§ **Set task**
Read through the entries below and return each line with the word "помогают".

§ **Extracted entries**
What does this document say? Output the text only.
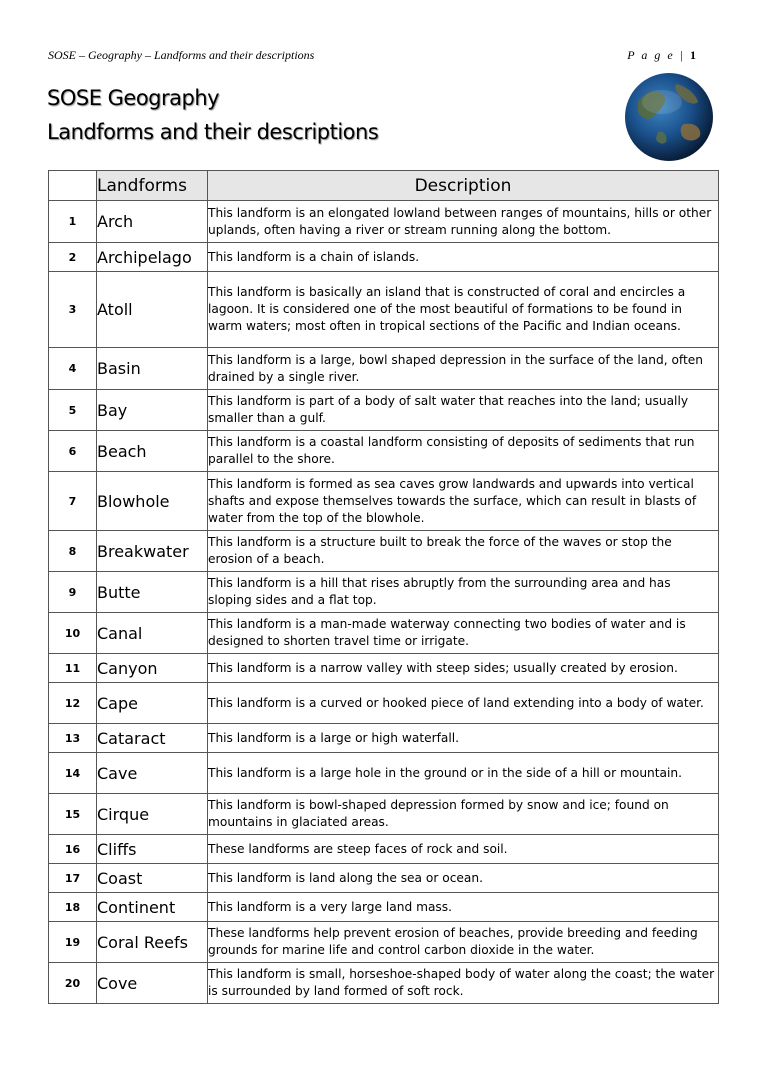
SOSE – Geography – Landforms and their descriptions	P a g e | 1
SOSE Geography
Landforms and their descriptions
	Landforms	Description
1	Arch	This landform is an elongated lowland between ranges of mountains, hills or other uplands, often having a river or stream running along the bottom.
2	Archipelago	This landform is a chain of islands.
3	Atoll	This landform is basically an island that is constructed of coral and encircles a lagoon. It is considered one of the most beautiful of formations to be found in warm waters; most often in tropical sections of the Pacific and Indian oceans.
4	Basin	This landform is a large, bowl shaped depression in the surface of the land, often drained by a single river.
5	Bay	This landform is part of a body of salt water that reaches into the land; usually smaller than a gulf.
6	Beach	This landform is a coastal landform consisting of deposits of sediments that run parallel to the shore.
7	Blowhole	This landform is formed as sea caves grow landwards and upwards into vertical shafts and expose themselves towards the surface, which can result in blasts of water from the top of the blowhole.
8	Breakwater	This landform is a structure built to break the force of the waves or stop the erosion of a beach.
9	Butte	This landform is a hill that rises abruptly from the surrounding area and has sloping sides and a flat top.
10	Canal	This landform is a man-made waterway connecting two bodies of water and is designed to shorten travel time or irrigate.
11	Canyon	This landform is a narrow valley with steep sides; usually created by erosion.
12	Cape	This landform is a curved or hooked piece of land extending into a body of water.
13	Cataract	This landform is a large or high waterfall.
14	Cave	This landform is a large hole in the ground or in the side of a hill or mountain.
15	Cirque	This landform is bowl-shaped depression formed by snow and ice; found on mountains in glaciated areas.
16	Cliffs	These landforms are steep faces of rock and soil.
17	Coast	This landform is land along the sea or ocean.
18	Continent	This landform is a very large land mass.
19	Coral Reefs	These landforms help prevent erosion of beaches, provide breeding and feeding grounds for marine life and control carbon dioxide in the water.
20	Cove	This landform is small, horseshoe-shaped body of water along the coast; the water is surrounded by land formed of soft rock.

...

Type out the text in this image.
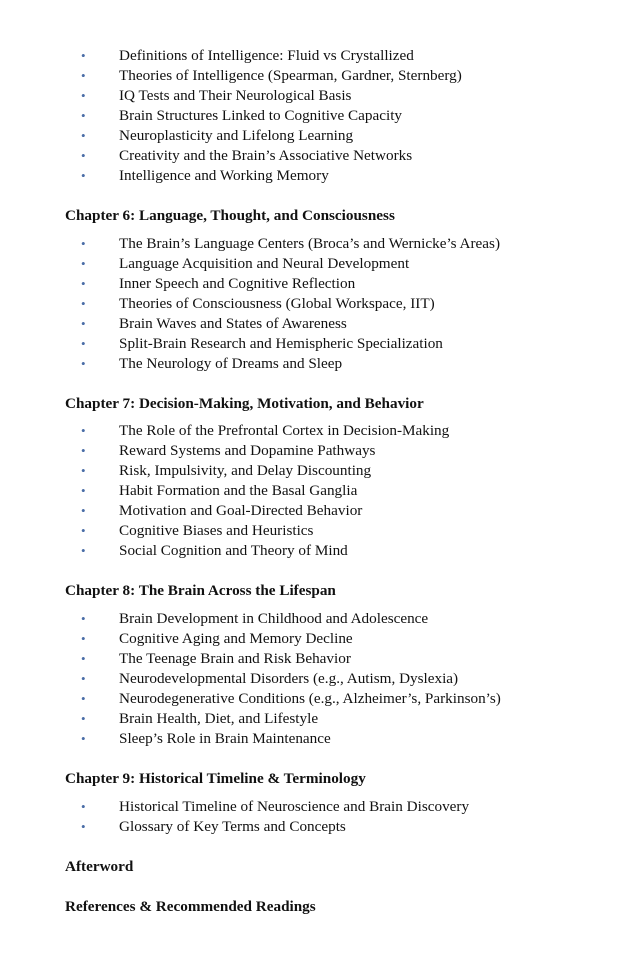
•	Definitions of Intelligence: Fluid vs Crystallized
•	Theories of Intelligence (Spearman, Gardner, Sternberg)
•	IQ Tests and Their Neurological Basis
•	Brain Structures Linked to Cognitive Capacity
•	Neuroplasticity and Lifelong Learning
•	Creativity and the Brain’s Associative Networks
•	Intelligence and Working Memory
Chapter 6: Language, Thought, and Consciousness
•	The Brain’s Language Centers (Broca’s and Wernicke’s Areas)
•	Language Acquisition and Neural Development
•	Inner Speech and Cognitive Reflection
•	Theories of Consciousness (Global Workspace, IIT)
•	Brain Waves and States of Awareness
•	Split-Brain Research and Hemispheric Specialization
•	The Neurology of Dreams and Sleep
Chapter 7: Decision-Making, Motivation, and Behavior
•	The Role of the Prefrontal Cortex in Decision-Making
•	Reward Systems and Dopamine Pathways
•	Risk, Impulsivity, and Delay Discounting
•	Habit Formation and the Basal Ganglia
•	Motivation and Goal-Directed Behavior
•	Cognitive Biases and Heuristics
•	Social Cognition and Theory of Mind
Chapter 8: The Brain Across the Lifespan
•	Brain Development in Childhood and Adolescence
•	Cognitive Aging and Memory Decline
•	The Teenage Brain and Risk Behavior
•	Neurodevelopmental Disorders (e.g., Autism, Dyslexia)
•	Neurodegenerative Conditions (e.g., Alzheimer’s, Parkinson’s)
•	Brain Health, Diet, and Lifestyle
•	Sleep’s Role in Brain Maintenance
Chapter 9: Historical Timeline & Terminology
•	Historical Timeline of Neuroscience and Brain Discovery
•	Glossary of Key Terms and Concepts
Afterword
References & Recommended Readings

==

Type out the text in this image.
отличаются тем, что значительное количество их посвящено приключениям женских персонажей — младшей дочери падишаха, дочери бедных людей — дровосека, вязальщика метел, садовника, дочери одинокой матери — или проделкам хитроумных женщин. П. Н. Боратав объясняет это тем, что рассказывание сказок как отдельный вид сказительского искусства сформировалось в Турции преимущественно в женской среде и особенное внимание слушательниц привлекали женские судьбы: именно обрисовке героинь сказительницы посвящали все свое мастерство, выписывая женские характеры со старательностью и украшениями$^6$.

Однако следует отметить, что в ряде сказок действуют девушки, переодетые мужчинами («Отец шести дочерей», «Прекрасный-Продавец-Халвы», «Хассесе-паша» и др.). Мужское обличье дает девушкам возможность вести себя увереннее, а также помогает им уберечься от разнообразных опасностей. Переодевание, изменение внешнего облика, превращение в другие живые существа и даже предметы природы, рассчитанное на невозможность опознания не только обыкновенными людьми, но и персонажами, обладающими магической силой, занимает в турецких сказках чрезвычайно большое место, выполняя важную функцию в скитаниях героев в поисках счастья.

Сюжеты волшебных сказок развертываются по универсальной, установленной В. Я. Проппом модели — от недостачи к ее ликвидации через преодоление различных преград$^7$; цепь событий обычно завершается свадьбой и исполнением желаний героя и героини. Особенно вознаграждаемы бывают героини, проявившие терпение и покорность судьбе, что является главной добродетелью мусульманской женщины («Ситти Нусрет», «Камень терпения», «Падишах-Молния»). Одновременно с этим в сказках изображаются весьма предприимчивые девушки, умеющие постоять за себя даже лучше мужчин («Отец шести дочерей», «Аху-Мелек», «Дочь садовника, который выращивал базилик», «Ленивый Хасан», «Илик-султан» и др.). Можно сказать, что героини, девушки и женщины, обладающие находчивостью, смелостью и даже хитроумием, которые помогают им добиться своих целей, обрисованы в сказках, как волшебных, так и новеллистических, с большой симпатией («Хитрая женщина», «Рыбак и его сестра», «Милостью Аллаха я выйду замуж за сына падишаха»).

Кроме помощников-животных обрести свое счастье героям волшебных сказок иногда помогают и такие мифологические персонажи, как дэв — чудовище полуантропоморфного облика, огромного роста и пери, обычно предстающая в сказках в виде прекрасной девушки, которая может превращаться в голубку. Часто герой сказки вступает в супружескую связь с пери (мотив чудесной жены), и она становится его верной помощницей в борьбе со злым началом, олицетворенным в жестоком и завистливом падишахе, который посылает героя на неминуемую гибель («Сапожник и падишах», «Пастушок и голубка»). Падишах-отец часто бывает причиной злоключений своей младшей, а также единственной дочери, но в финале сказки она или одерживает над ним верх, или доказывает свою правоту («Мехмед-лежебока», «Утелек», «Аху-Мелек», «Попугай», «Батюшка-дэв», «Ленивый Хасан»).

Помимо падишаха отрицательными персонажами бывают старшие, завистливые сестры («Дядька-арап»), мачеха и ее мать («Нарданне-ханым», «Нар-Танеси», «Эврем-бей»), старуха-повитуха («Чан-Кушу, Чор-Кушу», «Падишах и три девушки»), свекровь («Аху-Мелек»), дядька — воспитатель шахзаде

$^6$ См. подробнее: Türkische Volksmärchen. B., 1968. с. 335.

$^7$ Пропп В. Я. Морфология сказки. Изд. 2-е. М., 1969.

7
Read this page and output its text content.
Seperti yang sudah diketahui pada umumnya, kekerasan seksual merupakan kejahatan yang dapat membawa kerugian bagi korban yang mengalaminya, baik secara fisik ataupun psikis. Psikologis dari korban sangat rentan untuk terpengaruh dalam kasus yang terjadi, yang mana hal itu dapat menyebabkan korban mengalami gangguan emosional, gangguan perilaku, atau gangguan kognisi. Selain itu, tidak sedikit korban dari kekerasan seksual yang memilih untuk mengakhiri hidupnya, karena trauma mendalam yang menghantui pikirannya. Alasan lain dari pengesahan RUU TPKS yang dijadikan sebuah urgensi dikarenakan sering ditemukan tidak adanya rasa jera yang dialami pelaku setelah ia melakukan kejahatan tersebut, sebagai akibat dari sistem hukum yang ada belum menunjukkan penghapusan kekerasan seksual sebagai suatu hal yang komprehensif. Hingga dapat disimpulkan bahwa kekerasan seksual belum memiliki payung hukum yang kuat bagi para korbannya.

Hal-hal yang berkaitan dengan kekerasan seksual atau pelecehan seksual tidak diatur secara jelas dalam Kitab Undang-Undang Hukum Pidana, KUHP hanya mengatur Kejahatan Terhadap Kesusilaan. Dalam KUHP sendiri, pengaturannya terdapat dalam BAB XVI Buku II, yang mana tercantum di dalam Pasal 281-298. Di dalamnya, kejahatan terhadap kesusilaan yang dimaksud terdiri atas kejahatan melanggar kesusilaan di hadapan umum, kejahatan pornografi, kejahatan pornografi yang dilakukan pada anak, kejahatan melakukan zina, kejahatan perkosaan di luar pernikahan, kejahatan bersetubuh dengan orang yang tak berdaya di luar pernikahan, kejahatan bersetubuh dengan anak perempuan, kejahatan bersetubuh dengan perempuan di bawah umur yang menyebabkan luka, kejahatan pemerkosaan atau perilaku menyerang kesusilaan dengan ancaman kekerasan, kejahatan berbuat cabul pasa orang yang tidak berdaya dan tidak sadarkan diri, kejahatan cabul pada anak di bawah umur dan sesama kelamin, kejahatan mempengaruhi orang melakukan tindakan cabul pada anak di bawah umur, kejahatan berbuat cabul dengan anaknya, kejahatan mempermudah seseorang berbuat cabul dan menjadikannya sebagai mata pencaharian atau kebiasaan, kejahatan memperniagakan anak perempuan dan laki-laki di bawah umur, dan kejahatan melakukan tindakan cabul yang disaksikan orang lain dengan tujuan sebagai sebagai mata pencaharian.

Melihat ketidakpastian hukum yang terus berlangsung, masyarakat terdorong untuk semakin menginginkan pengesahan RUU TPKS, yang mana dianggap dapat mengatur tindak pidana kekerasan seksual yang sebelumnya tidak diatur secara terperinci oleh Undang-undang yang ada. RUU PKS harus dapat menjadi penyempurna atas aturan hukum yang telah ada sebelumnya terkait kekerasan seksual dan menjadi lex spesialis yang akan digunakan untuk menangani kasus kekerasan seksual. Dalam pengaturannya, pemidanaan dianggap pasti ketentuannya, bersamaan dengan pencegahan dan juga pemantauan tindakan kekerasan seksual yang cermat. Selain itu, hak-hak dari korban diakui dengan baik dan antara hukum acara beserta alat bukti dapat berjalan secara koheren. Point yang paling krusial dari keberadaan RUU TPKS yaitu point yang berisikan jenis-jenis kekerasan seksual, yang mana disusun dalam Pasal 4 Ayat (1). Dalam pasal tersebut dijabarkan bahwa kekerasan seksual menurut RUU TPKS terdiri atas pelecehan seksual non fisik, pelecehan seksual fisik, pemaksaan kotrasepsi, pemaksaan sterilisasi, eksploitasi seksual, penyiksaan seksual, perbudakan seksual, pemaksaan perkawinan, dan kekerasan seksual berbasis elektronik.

§ **Completed exercise**
Сюжеты волшебных сказок развертываются по универсальной, установленной В. Я. Проппом модели — от недостачи к ее ликвидации через преодоление различных преград$^7$; цепь событий обычно завершается свадьбой и исполнением желаний героя и героини. Особенно вознаграждаемы бывают героини, проявившие терпение и покорность судьбе, что является главной добродетелью мусульманской женщины («Ситти Нусрет», «Камень терпения», «Падишах-Молния»). Одновременно с этим в сказках изображаются весьма предприимчивые девушки, умеющие постоять за себя даже лучше мужчин («Отец шести дочерей», «Аху-Мелек», «Дочь садовника, который выращивал базилик», «Ленивый Хасан», «Илик-султан» и др.). Можно сказать, что героини, девушки и женщины, обладающие находчивостью, смелостью и даже хитроумием, которые помогают им добиться своих целей, обрисованы в сказках, как волшебных, так и новеллистических, с большой симпатией («Хитрая женщина», «Рыбак и его сестра», «Милостью Аллаха я выйду замуж за сына падишаха»).
Кроме помощников-животных обрести свое счастье героям волшебных сказок иногда помогают и такие мифологические персонажи, как дэв — чудовище полуантропоморфного облика, огромного роста и пери, обычно предстающая в сказках в виде прекрасной девушки, которая может превращаться в голубку. Часто герой сказки вступает в супружескую связь с пери (мотив чудесной жены), и она становится его верной помощницей в борьбе со злым началом, олицетворенным в жестоком и завистливом падишахе, который посылает героя на неминуемую гибель («Сапожник и падишах», «Пастушок и голубка»). Падишах-отец часто бывает причиной злоключений своей младшей, а также единственной дочери, но в финале сказки она или одерживает над ним верх, или доказывает свою правоту («Мехмед-лежебока», «Утелек», «Аху-Мелек», «Попугай», «Батюшка-дэв», «Ленивый Хасан»).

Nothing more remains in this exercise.